▸ What you should do:
Copy the data below exactly.

Source records
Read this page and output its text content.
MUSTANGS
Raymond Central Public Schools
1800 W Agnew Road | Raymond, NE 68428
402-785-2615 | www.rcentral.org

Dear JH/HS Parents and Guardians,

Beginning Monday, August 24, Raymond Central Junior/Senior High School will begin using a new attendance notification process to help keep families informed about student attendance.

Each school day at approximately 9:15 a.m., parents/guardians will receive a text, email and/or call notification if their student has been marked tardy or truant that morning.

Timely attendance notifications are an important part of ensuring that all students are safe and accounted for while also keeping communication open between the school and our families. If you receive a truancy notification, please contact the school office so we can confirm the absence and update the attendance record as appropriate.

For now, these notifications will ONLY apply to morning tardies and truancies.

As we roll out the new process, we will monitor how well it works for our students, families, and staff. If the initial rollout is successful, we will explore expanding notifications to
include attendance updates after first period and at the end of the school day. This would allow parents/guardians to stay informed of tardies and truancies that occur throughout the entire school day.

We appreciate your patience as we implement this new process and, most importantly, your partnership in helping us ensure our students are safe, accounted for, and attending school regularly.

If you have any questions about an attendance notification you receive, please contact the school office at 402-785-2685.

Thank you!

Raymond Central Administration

▸ The completed task:
Read this page and output its text content.
MUSTANGS
Raymond Central Public Schools
1800 W Agnew Road | Raymond, NE 68428
402-785-2615 | www.rcentral.org

Dear JH/HS Parents and Guardians,

Beginning Monday, August 24, Raymond Central Junior/Senior High School will begin using a new attendance notification process to help keep families informed about student attendance.

Each school day at approximately 9:15 a.m., parents/guardians will receive a text, email and/or call notification if their student has been marked tardy or truant that morning.

Timely attendance notifications are an important part of ensuring that all students are safe and accounted for while also keeping communication open between the school and our families. If you receive a truancy notification, please contact the school office so we can confirm the absence and update the attendance record as appropriate.

For now, these notifications will ONLY apply to morning tardies and truancies.

As we roll out the new process, we will monitor how well it works for our students, families, and staff. If the initial rollout is successful, we will explore expanding notifications to
include attendance updates after first period and at the end of the school day. This would allow parents/guardians to stay informed of tardies and truancies that occur throughout the entire school day.

We appreciate your patience as we implement this new process and, most importantly, your partnership in helping us ensure our students are safe, accounted for, and attending school regularly.

If you have any questions about an attendance notification you receive, please contact the school office at 402-785-2685.

Thank you!

Raymond Central Administration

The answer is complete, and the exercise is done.